··· Information given

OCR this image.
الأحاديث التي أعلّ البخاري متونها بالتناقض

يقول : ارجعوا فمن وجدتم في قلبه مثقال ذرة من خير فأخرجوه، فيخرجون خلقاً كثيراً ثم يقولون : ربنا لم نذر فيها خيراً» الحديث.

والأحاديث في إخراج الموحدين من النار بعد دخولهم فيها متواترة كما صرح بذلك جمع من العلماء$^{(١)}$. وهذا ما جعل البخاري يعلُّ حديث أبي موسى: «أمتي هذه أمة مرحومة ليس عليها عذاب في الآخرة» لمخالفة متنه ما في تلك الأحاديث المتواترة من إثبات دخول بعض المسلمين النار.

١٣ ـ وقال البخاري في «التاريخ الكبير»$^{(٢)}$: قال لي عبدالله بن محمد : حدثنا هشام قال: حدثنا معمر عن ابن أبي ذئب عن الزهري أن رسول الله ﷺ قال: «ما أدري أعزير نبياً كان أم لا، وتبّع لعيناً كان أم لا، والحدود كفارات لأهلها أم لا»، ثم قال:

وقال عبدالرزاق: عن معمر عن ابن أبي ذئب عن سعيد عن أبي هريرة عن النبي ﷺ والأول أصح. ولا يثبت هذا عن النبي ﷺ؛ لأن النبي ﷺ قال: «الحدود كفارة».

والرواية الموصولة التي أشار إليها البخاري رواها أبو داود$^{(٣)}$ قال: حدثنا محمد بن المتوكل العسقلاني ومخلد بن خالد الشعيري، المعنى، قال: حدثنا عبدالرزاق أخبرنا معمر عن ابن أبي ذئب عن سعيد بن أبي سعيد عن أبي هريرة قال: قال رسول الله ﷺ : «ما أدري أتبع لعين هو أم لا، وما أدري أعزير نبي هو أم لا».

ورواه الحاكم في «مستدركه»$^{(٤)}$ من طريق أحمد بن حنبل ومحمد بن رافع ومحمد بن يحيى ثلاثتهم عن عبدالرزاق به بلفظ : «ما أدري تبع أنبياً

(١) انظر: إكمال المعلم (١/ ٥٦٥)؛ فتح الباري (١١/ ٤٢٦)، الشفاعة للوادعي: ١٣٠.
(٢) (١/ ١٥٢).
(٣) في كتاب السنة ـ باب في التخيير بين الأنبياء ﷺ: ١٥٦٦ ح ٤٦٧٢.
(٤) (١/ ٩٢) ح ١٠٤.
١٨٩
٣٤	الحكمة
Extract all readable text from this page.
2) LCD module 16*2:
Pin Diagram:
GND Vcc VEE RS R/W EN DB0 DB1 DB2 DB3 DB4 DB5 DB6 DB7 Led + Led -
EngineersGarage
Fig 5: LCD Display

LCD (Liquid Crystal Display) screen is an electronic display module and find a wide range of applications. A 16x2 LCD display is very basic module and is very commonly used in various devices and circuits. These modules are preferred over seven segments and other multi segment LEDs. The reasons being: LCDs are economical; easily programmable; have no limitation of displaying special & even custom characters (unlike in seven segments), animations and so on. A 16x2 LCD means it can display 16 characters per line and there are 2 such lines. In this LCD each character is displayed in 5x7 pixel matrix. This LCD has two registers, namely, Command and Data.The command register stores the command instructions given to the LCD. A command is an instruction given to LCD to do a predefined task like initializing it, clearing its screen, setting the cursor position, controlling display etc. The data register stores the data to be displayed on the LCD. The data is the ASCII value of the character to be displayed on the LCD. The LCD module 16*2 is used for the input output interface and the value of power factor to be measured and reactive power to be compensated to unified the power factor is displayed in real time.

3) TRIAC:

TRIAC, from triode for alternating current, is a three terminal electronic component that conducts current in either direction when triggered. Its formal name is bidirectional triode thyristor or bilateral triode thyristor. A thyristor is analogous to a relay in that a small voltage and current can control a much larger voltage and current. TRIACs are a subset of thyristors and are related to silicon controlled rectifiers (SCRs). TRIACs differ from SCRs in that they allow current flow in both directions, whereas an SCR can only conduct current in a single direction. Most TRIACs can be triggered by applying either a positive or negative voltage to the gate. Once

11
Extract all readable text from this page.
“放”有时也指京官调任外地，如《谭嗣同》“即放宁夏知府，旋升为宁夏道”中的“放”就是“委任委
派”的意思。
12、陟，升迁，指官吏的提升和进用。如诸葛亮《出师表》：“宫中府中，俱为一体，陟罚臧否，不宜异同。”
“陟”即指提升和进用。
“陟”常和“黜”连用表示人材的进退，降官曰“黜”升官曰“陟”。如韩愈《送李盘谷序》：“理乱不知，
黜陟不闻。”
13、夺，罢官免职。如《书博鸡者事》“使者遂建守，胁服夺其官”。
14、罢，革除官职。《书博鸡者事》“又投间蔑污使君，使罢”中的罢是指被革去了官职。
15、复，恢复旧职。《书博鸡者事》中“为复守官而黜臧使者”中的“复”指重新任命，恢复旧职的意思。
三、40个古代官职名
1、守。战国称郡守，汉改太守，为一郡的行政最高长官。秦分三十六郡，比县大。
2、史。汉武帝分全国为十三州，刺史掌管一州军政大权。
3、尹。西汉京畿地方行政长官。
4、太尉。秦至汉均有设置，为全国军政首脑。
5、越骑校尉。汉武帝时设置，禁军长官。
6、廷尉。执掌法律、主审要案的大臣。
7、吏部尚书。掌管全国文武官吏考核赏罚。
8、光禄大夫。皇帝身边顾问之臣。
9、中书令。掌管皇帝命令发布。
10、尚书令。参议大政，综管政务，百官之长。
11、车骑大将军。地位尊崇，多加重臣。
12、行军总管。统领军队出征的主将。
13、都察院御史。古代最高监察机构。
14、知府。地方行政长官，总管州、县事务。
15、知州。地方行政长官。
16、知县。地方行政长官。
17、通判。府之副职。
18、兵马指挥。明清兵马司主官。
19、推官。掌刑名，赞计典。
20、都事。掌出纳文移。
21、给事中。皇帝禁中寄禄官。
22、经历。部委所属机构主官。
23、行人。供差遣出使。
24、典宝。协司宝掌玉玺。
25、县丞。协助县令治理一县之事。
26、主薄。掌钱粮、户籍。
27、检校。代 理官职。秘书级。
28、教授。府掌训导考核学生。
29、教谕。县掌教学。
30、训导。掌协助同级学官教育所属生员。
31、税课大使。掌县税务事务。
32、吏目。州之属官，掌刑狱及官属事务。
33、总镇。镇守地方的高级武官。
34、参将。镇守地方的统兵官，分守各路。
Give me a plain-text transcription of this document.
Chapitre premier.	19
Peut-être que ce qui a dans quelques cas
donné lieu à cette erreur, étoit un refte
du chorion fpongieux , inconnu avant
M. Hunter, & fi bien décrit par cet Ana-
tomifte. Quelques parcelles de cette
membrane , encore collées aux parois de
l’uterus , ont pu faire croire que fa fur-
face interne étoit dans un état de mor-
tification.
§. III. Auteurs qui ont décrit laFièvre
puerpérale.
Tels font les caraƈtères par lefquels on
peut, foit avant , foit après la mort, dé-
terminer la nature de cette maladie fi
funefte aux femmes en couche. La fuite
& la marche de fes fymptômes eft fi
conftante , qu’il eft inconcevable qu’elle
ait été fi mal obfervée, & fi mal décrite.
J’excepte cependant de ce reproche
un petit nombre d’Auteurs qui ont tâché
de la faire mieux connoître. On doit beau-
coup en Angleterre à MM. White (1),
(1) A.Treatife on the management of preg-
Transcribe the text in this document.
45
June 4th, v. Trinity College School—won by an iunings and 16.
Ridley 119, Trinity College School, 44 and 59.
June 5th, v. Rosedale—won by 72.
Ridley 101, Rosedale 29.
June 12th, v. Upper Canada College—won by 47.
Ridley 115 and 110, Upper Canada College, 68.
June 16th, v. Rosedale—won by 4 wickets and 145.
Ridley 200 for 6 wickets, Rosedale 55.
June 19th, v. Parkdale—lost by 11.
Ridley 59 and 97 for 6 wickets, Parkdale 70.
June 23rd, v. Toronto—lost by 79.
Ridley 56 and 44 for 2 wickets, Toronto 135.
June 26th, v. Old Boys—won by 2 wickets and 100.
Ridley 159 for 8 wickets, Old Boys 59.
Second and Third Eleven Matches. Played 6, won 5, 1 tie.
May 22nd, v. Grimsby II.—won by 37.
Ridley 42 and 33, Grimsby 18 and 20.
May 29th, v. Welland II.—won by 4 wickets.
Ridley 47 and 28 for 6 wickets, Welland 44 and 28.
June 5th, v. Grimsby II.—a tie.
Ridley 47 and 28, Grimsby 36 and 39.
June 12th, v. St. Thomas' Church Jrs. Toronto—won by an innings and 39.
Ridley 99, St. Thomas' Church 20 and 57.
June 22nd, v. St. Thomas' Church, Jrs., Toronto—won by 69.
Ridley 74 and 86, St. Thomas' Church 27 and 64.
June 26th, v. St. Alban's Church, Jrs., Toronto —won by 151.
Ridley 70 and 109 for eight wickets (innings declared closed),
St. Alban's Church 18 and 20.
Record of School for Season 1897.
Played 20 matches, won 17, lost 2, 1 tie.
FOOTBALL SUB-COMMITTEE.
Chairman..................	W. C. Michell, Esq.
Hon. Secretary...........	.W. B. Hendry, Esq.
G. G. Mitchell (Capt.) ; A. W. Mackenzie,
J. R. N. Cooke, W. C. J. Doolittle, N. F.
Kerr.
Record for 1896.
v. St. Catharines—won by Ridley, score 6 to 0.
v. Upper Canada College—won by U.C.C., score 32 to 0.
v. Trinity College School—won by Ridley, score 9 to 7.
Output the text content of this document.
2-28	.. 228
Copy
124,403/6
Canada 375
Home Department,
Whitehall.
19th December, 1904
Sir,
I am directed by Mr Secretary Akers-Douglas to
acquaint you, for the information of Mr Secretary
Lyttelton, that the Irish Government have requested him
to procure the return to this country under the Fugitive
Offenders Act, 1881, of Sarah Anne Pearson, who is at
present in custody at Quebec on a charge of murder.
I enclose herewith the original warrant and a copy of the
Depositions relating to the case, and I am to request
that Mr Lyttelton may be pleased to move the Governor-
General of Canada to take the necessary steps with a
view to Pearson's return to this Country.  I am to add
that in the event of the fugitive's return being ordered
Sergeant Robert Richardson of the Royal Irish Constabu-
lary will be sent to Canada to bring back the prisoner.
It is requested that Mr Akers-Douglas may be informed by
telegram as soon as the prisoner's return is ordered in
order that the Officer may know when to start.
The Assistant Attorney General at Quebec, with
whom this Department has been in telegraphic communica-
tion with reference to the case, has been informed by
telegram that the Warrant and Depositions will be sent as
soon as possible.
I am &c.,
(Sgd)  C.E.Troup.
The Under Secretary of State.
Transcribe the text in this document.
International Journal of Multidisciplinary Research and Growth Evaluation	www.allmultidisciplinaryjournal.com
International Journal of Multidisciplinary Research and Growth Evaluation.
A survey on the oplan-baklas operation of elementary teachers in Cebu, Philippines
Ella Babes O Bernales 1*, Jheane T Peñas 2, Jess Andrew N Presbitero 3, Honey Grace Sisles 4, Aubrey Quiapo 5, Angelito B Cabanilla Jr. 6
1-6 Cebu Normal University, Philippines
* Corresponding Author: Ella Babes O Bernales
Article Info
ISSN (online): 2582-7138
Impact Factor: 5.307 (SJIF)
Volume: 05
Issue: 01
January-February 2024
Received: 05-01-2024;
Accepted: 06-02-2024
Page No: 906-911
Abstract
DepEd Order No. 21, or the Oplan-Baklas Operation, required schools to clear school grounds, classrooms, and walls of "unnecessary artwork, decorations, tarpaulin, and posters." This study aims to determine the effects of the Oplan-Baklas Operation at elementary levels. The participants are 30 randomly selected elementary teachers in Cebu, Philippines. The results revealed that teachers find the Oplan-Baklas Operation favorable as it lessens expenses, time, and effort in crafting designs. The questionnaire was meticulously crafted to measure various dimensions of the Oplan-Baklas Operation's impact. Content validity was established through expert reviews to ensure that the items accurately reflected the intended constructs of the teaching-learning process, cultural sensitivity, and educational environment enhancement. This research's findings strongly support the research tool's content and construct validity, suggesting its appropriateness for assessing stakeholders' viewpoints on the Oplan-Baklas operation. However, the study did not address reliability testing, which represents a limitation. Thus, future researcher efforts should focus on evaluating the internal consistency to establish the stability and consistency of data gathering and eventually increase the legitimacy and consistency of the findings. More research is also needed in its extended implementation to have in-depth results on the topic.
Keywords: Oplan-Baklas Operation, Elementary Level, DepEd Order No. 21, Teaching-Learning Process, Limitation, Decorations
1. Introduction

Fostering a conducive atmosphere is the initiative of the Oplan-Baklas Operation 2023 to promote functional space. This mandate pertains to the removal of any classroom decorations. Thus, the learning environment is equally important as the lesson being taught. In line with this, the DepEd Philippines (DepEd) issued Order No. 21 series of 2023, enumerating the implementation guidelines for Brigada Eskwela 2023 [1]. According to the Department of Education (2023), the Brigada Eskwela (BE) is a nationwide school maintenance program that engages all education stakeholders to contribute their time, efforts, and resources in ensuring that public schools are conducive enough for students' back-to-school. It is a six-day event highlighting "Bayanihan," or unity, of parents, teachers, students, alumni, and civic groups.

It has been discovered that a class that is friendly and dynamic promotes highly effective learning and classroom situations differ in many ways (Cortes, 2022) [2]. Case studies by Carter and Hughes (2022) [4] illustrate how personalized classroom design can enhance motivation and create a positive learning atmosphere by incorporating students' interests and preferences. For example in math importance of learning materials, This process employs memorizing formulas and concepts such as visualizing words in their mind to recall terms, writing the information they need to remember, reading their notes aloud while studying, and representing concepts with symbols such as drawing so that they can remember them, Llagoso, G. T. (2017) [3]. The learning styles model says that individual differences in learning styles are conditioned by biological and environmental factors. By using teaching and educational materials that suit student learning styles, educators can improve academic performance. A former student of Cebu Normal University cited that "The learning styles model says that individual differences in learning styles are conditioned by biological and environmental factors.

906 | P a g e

······

Identify all lines where the word "Lyttelton" shows up. Copy them.

Lyttelton, that the Irish Government have requested him
that Mr Lyttelton may be pleased to move the Governor-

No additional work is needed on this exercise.